_Passage to read_

The removal of features from nautilus, screenshot, terminal etc annoys me a lot though. Same goes for the removal of the minimize button.

Finally, I only find gnome useable once I've installed the gnome extensions by frippery. Stock gnome is useless to me.

09 June 2015

612. Randomly Rebooting Router (E2500-AU v1.0 w/ TomatoUSB)

Rolling update:
* 24 June 2015: 7 days uptime with wifi working perfectly. Did reboot it last night because my work computer lost contact with the router somehow (connects via reverse tunnel). The issue with the Randomly Rebooting Router can be considered solved. Obviously, it's solved by crippling the router by turning off the 5 GHz band and tkip (the latter may not be related though).

* Submitted a bug report: http://tomato.groov.pl/?page_id=334&bugerator_nav=display&bug_project=1&issue=1833

* 16 June 2015 12:42 AEST.  The router has been up for two days and four hours (and counting) in spite of heavy use of our phones. Seems like turning off 5 GHz and/or switching from AES to TKIP has worked. A fair criticism is that I don't have much of a baseline to compare with when it comes to reboots, but subjectively there's a lot less swearing over crappy wifi the past two days.

* 14 June 2015 08:05 AEST. After two days of uptime when radio-silence was enforced, we turned our phones back on. The router rebooted later that night. Same thing happened the next night. After briefly putting dd-wrt on the router, I put tomatousb back on it, turned off 5 GHz and changed from AES to TKIP. The router has been up since 9.30 pm last night (10 h and counting)

_Aim a_
Print the router passage from "09 June 2015" to "be related though).", word for word.
The router passage and the listing below are unrelated to each other.

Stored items
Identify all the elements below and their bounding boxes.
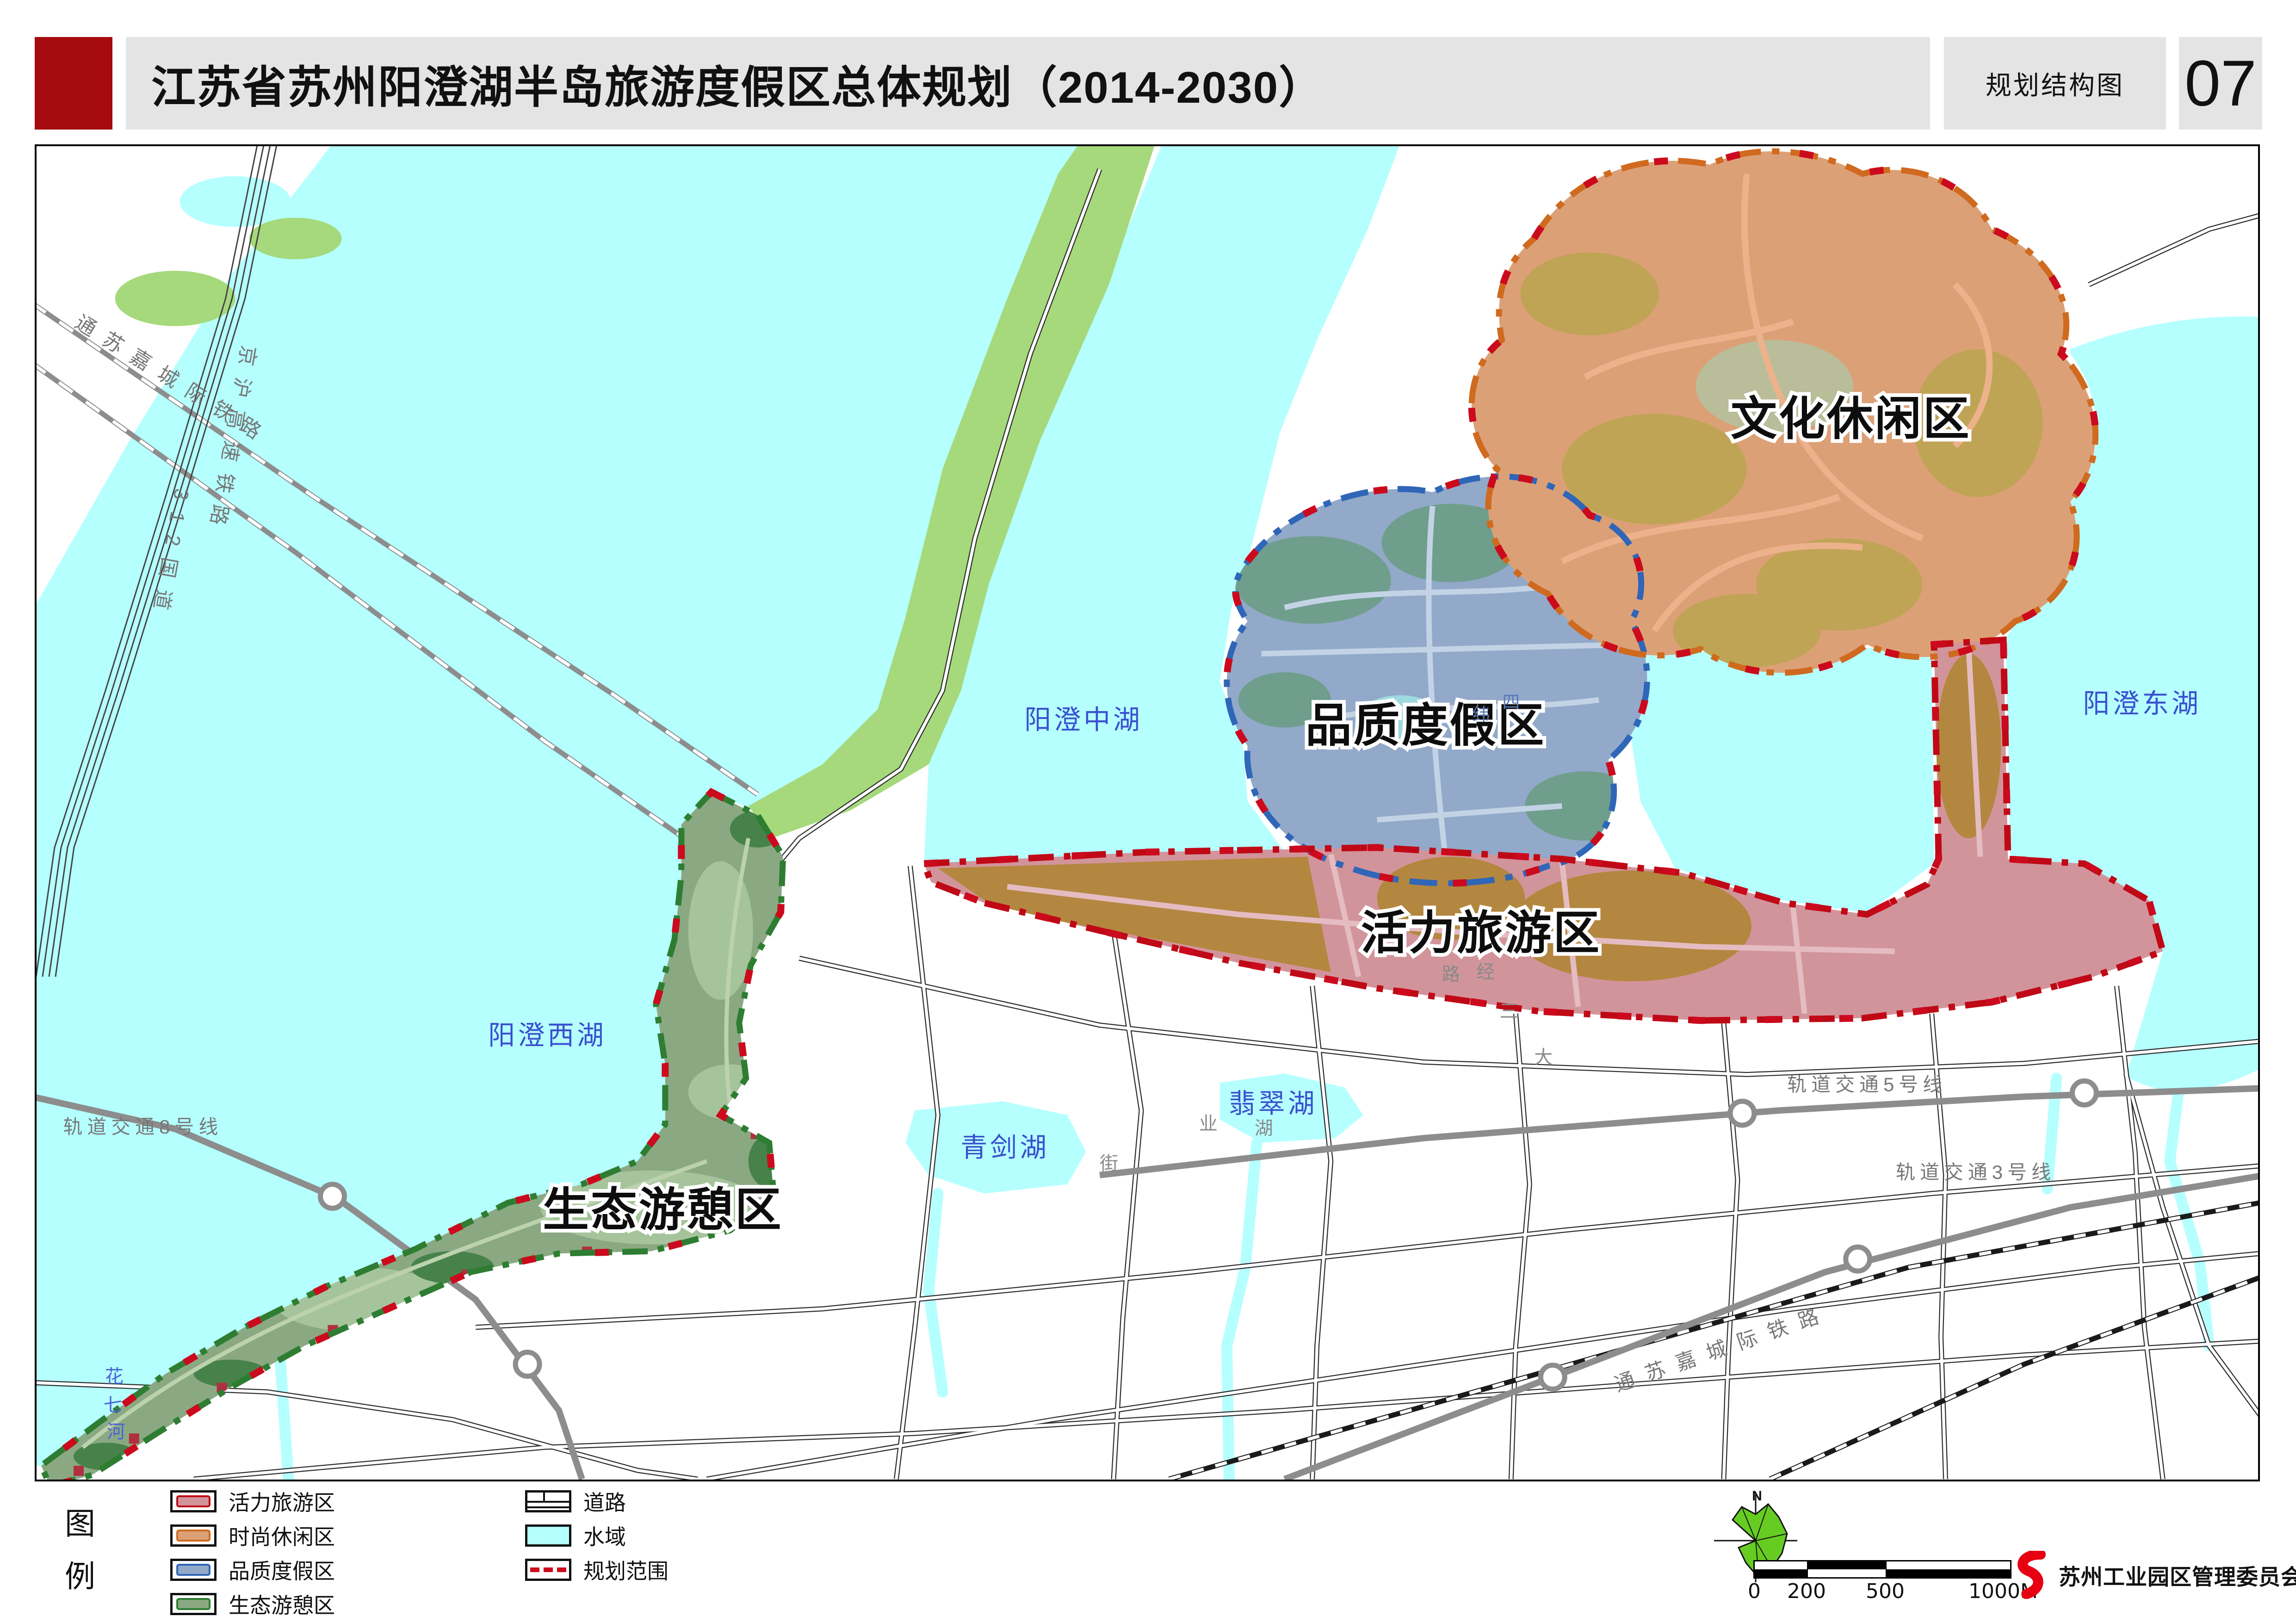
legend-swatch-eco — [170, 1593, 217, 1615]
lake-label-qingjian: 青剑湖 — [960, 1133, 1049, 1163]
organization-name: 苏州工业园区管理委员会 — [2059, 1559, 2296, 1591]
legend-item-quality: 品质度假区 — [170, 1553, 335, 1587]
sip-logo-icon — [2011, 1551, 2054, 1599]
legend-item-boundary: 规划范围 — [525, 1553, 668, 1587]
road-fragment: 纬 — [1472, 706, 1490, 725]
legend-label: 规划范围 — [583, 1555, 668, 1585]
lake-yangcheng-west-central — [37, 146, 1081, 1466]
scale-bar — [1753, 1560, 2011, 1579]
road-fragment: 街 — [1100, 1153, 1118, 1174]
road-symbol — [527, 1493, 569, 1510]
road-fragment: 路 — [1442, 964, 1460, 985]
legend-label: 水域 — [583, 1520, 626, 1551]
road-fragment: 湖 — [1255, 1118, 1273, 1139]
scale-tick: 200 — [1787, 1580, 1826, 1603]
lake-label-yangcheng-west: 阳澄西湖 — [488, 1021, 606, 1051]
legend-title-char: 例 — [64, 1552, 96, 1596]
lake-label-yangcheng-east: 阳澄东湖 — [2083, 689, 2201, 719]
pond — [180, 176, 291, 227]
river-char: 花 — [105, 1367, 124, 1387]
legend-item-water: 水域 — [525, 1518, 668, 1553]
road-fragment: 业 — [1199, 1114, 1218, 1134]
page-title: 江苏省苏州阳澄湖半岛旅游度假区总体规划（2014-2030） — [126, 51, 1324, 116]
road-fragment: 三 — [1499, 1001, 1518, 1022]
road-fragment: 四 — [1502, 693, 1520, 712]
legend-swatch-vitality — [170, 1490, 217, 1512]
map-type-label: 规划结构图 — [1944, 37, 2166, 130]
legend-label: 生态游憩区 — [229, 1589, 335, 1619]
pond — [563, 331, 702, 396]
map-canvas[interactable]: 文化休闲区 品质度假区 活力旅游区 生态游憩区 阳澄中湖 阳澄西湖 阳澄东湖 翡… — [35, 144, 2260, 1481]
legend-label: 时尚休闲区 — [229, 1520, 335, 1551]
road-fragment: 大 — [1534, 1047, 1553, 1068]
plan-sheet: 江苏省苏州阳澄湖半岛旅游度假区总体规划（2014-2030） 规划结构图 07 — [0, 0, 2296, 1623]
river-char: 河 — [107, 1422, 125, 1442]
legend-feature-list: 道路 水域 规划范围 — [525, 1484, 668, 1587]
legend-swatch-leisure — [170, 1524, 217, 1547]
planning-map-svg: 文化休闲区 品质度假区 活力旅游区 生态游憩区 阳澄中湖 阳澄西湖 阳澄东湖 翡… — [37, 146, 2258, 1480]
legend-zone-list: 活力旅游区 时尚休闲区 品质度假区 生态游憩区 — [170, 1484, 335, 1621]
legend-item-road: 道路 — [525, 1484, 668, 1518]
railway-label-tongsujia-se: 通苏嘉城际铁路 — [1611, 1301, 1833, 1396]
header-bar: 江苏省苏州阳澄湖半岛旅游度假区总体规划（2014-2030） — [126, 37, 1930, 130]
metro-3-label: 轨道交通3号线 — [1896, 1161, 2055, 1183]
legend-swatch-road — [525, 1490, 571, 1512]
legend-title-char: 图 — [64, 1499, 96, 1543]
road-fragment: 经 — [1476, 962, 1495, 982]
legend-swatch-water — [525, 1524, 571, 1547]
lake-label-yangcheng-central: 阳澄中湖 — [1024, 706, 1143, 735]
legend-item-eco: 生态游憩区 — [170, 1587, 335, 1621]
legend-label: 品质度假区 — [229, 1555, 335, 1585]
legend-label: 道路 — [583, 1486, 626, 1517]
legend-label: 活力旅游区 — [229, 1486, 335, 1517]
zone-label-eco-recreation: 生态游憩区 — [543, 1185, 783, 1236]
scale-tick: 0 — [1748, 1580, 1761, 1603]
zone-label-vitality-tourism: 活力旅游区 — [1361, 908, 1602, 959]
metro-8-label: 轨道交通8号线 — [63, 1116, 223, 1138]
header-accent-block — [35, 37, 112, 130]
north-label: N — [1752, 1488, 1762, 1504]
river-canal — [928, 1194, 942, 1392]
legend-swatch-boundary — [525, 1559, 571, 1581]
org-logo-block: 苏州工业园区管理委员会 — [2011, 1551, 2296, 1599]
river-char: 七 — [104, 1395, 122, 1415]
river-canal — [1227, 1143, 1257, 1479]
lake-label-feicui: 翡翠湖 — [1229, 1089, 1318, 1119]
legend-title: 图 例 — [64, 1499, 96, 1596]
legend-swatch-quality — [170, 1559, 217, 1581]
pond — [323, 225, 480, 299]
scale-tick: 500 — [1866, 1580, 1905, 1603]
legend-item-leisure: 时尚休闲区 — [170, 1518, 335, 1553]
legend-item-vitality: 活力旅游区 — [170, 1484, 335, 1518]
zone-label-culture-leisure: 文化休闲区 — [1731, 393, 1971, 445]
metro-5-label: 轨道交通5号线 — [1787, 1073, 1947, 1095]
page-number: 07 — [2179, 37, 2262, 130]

* * *

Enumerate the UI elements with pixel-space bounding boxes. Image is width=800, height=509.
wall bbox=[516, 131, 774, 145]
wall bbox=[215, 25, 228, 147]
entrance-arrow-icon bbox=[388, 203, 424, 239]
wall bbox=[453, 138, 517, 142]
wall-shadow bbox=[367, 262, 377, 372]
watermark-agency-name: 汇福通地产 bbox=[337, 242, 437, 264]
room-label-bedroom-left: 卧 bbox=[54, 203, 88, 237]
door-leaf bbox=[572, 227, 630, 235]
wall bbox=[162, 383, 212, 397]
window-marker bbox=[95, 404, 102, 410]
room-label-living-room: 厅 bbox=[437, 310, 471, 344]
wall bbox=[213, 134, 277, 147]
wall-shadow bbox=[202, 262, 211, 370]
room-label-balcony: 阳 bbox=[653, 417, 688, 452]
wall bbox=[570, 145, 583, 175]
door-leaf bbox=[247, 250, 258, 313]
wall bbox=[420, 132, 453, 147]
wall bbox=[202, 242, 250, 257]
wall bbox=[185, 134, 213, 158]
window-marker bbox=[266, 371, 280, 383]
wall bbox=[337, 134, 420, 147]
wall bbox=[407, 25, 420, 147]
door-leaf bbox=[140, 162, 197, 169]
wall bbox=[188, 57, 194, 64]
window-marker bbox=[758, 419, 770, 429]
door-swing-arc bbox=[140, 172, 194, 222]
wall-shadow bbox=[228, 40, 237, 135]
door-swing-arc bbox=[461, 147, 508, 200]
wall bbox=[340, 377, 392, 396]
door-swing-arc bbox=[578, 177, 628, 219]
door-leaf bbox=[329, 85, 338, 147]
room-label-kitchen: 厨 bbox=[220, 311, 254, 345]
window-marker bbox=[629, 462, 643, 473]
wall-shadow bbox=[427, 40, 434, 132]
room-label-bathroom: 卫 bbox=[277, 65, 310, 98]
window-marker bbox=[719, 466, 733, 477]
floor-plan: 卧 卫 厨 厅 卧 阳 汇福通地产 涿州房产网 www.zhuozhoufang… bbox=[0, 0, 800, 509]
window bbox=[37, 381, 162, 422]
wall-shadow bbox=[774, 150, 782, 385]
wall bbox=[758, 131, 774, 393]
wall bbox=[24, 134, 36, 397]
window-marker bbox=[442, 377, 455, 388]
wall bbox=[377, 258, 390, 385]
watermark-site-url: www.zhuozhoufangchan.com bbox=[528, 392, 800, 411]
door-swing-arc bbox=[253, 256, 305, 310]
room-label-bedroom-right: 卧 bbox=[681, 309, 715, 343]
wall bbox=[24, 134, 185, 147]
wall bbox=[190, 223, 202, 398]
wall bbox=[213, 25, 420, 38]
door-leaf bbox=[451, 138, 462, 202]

_Aim b_
Turn the lines of the listing, from the line with "Enumerate the UI" to the line with "wall-shadow bbox=[367, 262, 377, 372]", both included, into a JSON list of strings with one string per line and no entries for blank lines.

_Written answer a_
09 June 2015

612. Randomly Rebooting Router (E2500-AU v1.0 w/ TomatoUSB)

Rolling update:
* 24 June 2015: 7 days uptime with wifi working perfectly. Did reboot it last night because my work computer lost contact with the router somehow (connects via reverse tunnel). The issue with the Randomly Rebooting Router can be considered solved. Obviously, it's solved by crippling the router by turning off the 5 GHz band and tkip (the latter may not be related though).

_Written answer b_
[
  "Enumerate the UI elements with pixel-space bounding boxes. Image is width=800, height=509.",
  "wall bbox=[516, 131, 774, 145]",
  "wall bbox=[215, 25, 228, 147]",
  "entrance-arrow-icon bbox=[388, 203, 424, 239]",
  "wall bbox=[453, 138, 517, 142]",
  "wall-shadow bbox=[367, 262, 377, 372]"
]